### TO DO
Produce the listing below again, exactly as shown.
★ ★ ★
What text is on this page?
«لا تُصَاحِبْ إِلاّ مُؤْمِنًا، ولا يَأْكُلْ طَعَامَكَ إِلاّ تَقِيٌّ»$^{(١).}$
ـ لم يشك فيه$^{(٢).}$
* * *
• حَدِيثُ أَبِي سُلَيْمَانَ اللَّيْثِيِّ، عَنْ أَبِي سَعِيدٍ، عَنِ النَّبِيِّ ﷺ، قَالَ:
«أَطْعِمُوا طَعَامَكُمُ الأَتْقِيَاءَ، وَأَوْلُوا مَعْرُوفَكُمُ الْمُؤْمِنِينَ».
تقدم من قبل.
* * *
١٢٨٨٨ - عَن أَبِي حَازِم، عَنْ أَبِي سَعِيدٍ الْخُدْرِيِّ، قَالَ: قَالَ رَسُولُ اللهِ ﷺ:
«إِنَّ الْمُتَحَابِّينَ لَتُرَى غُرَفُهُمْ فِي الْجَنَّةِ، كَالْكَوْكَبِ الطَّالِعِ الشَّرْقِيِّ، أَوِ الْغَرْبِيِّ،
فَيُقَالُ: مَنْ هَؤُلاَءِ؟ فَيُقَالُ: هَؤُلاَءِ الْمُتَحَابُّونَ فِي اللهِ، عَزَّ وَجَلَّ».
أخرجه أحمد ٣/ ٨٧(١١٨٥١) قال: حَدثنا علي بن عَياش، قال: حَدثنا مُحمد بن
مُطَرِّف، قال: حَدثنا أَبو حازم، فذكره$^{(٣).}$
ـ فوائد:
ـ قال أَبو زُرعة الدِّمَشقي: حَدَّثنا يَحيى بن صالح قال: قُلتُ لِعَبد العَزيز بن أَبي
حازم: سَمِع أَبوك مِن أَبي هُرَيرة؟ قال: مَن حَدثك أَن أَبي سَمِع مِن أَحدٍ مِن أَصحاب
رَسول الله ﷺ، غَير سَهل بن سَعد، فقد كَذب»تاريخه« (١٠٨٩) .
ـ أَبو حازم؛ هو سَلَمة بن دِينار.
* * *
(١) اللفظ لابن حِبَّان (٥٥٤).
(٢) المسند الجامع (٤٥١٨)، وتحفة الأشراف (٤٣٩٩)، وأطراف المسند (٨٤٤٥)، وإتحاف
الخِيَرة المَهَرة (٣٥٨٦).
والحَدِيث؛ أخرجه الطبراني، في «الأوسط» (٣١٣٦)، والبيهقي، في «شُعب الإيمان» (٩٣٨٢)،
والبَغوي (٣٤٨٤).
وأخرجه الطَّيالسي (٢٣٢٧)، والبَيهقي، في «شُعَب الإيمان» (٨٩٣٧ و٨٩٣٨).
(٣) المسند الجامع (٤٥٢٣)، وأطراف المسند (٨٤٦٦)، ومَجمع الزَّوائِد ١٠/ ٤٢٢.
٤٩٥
★ ★ ★
### EXERCISE ANSWER
What text is on this page?
«لا تُصَاحِبْ إِلاّ مُؤْمِنًا، ولا يَأْكُلْ طَعَامَكَ إِلاّ تَقِيٌّ»$^{(١).}$
ـ لم يشك فيه$^{(٢).}$
* * *
• حَدِيثُ أَبِي سُلَيْمَانَ اللَّيْثِيِّ، عَنْ أَبِي سَعِيدٍ، عَنِ النَّبِيِّ ﷺ، قَالَ:
«أَطْعِمُوا طَعَامَكُمُ الأَتْقِيَاءَ، وَأَوْلُوا مَعْرُوفَكُمُ الْمُؤْمِنِينَ».
تقدم من قبل.
* * *
١٢٨٨٨ - عَن أَبِي حَازِم، عَنْ أَبِي سَعِيدٍ الْخُدْرِيِّ، قَالَ: قَالَ رَسُولُ اللهِ ﷺ:
«إِنَّ الْمُتَحَابِّينَ لَتُرَى غُرَفُهُمْ فِي الْجَنَّةِ، كَالْكَوْكَبِ الطَّالِعِ الشَّرْقِيِّ، أَوِ الْغَرْبِيِّ،
فَيُقَالُ: مَنْ هَؤُلاَءِ؟ فَيُقَالُ: هَؤُلاَءِ الْمُتَحَابُّونَ فِي اللهِ، عَزَّ وَجَلَّ».
أخرجه أحمد ٣/ ٨٧(١١٨٥١) قال: حَدثنا علي بن عَياش، قال: حَدثنا مُحمد بن
مُطَرِّف، قال: حَدثنا أَبو حازم، فذكره$^{(٣).}$
ـ فوائد:
ـ قال أَبو زُرعة الدِّمَشقي: حَدَّثنا يَحيى بن صالح قال: قُلتُ لِعَبد العَزيز بن أَبي
حازم: سَمِع أَبوك مِن أَبي هُرَيرة؟ قال: مَن حَدثك أَن أَبي سَمِع مِن أَحدٍ مِن أَصحاب
رَسول الله ﷺ، غَير سَهل بن سَعد، فقد كَذب»تاريخه« (١٠٨٩) .
ـ أَبو حازم؛ هو سَلَمة بن دِينار.
* * *
(١) اللفظ لابن حِبَّان (٥٥٤).
(٢) المسند الجامع (٤٥١٨)، وتحفة الأشراف (٤٣٩٩)، وأطراف المسند (٨٤٤٥)، وإتحاف
الخِيَرة المَهَرة (٣٥٨٦).
والحَدِيث؛ أخرجه الطبراني، في «الأوسط» (٣١٣٦)، والبيهقي، في «شُعب الإيمان» (٩٣٨٢)،
والبَغوي (٣٤٨٤).
وأخرجه الطَّيالسي (٢٣٢٧)، والبَيهقي، في «شُعَب الإيمان» (٨٩٣٧ و٨٩٣٨).
(٣) المسند الجامع (٤٥٢٣)، وأطراف المسند (٨٤٦٦)، ومَجمع الزَّوائِد ١٠/ ٤٢٢.
٤٩٥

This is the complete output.